Problem description: Repeat each entry word for word. Leave any images out of the copy.

Given records:
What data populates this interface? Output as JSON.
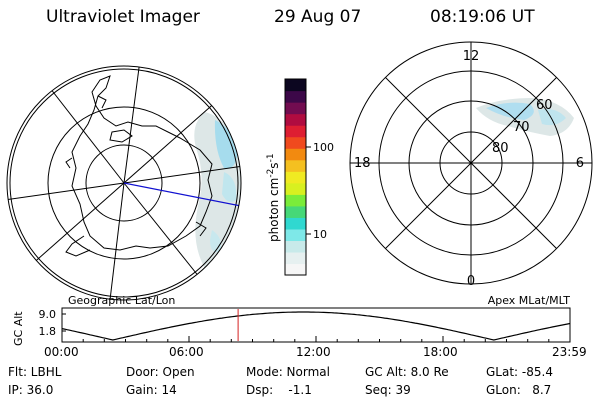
{
  "header": {
    "instrument": "Ultraviolet Imager",
    "date": "29 Aug 07",
    "time": "08:19:06 UT"
  },
  "geo_panel": {
    "label": "Geographic Lat/Lon"
  },
  "mag_panel": {
    "label": "Apex MLat/MLT",
    "mlt_labels": {
      "top": "12",
      "left": "18",
      "right": "6",
      "bottom": "0"
    },
    "lat_labels": [
      "60",
      "70",
      "80"
    ]
  },
  "colorbar": {
    "unit_prefix": "photon cm",
    "unit_exp1": "-2",
    "unit_mid": "s",
    "unit_exp2": "-1",
    "ticks": [
      "100",
      "10"
    ],
    "colors": [
      "#f6f6f6",
      "#e6f0f0",
      "#c8eaea",
      "#7ee8e8",
      "#30d8d0",
      "#46d878",
      "#7aec3a",
      "#d8f020",
      "#f0ea22",
      "#f4c020",
      "#f28a10",
      "#f04a1e",
      "#de1e32",
      "#b00c40",
      "#720c50",
      "#3c0848",
      "#0c0620"
    ]
  },
  "altitude": {
    "axis_label": "GC Alt",
    "y_ticks": [
      "9.0",
      "1.8"
    ],
    "time_ticks": [
      "00:00",
      "06:00",
      "12:00",
      "18:00",
      "23:59"
    ],
    "current_time_fraction": 0.3466,
    "trace_color": "#d42020"
  },
  "info": {
    "row1": {
      "filter": "Flt: LBHL",
      "door": "Door: Open",
      "mode": "Mode: Normal",
      "gc_alt": "GC Alt: 8.0 Re",
      "glat": "GLat: -85.4"
    },
    "row2": {
      "ip": "IP: 36.0",
      "gain": "Gain: 14",
      "dsp": "Dsp:    -1.1",
      "seq": "Seq: 39",
      "glon": "GLon:   8.7"
    }
  },
  "colors": {
    "aurora_faint": "#d8e4e4",
    "aurora_cyan": "#9adcf0",
    "sun_line": "#1010d0"
  }
}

Final answer:
What data populates this interface? Output as JSON.
{
  "header": {
    "instrument": "Ultraviolet Imager",
    "date": "29 Aug 07",
    "time": "08:19:06 UT"
  },
  "geo_panel": {
    "label": "Geographic Lat/Lon"
  },
  "mag_panel": {
    "label": "Apex MLat/MLT",
    "mlt_labels": {
      "top": "12",
      "left": "18",
      "right": "6",
      "bottom": "0"
    },
    "lat_labels": [
      "60",
      "70",
      "80"
    ]
  },
  "colorbar": {
    "unit_prefix": "photon cm",
    "unit_exp1": "-2",
    "unit_mid": "s",
    "unit_exp2": "-1",
    "ticks": [
      "100",
      "10"
    ],
    "colors": [
      "#f6f6f6",
      "#e6f0f0",
      "#c8eaea",
      "#7ee8e8",
      "#30d8d0",
      "#46d878",
      "#7aec3a",
      "#d8f020",
      "#f0ea22",
      "#f4c020",
      "#f28a10",
      "#f04a1e",
      "#de1e32",
      "#b00c40",
      "#720c50",
      "#3c0848",
      "#0c0620"
    ]
  },
  "altitude": {
    "axis_label": "GC Alt",
    "y_ticks": [
      "9.0",
      "1.8"
    ],
    "time_ticks": [
      "00:00",
      "06:00",
      "12:00",
      "18:00",
      "23:59"
    ],
    "current_time_fraction": 0.3466,
    "trace_color": "#d42020"
  },
  "info": {
    "row1": {
      "filter": "Flt: LBHL",
      "door": "Door: Open",
      "mode": "Mode: Normal",
      "gc_alt": "GC Alt: 8.0 Re",
      "glat": "GLat: -85.4"
    },
    "row2": {
      "ip": "IP: 36.0",
      "gain": "Gain: 14",
      "dsp": "Dsp:    -1.1",
      "seq": "Seq: 39",
      "glon": "GLon:   8.7"
    }
  },
  "colors": {
    "aurora_faint": "#d8e4e4",
    "aurora_cyan": "#9adcf0",
    "sun_line": "#1010d0"
  }
}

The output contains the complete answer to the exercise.